## Start DATA SHOWN

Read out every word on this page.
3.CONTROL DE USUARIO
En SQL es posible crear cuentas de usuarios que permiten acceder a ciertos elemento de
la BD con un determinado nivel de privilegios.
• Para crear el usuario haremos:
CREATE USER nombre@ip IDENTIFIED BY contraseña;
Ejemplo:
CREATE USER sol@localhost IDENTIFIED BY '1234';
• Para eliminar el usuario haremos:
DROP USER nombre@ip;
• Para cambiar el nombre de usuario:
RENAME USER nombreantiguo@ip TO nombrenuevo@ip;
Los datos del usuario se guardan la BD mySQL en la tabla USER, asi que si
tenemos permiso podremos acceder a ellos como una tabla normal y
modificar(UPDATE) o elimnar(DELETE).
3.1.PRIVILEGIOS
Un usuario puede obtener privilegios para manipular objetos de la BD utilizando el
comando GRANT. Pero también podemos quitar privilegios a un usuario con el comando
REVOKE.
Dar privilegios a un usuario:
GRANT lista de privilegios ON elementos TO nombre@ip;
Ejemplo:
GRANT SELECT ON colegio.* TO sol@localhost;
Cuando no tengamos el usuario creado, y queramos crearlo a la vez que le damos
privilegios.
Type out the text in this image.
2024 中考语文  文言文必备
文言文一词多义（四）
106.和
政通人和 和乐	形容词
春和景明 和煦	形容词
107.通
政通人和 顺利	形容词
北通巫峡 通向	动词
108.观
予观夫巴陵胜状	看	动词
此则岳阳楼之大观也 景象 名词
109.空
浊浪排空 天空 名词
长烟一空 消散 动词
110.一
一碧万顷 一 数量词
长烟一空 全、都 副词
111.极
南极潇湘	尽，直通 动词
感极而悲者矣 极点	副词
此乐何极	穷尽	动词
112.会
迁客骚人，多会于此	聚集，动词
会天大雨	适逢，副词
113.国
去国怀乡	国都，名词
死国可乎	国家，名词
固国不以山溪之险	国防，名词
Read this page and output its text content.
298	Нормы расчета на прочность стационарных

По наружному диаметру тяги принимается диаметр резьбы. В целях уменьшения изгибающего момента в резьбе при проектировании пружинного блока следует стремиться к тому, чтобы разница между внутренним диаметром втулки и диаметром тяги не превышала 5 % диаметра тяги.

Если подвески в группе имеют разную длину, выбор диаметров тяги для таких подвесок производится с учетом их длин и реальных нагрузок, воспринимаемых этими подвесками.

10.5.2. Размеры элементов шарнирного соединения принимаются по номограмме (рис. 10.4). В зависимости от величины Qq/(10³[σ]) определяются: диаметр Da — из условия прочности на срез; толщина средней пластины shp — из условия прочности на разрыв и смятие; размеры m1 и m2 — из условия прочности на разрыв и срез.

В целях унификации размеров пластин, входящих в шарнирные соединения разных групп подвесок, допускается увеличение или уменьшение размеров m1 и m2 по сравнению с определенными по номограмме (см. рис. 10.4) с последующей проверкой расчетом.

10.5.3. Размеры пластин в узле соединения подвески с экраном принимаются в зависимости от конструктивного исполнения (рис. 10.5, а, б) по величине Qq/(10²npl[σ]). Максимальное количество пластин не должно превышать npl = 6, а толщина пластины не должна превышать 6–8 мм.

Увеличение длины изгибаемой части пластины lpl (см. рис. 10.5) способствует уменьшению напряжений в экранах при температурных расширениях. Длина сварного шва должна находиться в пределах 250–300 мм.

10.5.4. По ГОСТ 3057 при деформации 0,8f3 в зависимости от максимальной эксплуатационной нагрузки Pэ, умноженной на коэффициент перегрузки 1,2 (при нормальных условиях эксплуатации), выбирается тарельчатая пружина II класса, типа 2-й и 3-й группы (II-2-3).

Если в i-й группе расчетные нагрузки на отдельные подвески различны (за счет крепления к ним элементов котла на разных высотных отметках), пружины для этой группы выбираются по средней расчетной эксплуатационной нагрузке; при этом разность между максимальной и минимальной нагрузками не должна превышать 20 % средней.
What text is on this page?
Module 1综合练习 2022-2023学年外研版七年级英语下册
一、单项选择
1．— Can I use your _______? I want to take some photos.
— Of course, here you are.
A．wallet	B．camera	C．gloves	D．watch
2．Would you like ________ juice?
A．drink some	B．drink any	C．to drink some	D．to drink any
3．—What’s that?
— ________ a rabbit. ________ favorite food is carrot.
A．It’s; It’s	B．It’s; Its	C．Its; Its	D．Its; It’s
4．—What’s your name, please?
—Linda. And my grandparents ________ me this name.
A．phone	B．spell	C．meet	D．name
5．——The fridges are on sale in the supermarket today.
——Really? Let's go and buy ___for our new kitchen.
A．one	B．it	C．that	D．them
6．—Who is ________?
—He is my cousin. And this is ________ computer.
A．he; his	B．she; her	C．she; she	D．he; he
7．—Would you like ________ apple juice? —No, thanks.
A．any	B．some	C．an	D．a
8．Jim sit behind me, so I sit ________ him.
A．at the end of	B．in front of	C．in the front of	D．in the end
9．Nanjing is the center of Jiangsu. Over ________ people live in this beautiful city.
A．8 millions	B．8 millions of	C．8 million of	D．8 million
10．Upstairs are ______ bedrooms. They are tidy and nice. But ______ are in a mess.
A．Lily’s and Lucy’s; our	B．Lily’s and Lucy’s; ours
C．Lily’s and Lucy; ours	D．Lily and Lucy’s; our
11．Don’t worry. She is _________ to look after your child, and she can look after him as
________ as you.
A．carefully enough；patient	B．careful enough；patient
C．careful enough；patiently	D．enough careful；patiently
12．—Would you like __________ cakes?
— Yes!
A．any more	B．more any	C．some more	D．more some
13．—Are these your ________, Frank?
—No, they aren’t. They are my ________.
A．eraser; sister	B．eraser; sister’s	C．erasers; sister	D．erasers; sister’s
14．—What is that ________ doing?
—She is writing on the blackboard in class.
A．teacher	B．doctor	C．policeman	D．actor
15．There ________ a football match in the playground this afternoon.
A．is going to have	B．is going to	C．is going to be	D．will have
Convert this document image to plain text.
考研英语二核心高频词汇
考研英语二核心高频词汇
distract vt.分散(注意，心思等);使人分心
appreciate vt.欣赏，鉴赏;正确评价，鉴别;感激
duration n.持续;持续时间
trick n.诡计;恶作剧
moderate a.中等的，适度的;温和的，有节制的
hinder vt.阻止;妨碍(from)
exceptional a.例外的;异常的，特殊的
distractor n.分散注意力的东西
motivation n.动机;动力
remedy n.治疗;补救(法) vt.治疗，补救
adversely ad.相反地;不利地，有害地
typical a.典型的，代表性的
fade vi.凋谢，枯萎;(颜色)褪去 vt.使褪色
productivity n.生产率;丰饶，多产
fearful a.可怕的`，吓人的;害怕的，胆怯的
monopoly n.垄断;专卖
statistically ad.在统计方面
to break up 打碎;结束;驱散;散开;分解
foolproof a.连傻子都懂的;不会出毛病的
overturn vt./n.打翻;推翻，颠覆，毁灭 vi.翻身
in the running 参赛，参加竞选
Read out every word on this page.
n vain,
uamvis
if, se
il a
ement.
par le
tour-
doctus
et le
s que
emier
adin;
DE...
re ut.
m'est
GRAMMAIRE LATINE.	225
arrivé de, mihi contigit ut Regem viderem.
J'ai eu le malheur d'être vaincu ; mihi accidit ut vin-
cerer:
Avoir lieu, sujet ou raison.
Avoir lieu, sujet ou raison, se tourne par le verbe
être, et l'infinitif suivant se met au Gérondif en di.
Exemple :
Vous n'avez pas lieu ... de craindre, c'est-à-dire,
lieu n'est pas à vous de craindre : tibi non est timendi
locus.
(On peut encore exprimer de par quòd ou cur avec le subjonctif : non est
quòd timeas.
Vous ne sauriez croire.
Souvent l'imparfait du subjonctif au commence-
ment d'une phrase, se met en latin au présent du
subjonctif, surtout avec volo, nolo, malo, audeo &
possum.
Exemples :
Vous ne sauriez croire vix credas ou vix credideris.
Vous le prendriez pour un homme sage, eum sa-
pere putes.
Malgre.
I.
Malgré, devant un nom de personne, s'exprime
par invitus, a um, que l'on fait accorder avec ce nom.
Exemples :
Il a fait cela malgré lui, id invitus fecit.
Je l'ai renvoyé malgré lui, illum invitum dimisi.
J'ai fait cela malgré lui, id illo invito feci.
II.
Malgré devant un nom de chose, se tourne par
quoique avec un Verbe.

## End DATA SHOWN

## TASK:
From the listing above, pick out each line where the word "What" appears.

## TASK RESPONSE:
What text is on this page?
3．—What’s that?
4．—What’s your name, please?
14．—What is that ________ doing?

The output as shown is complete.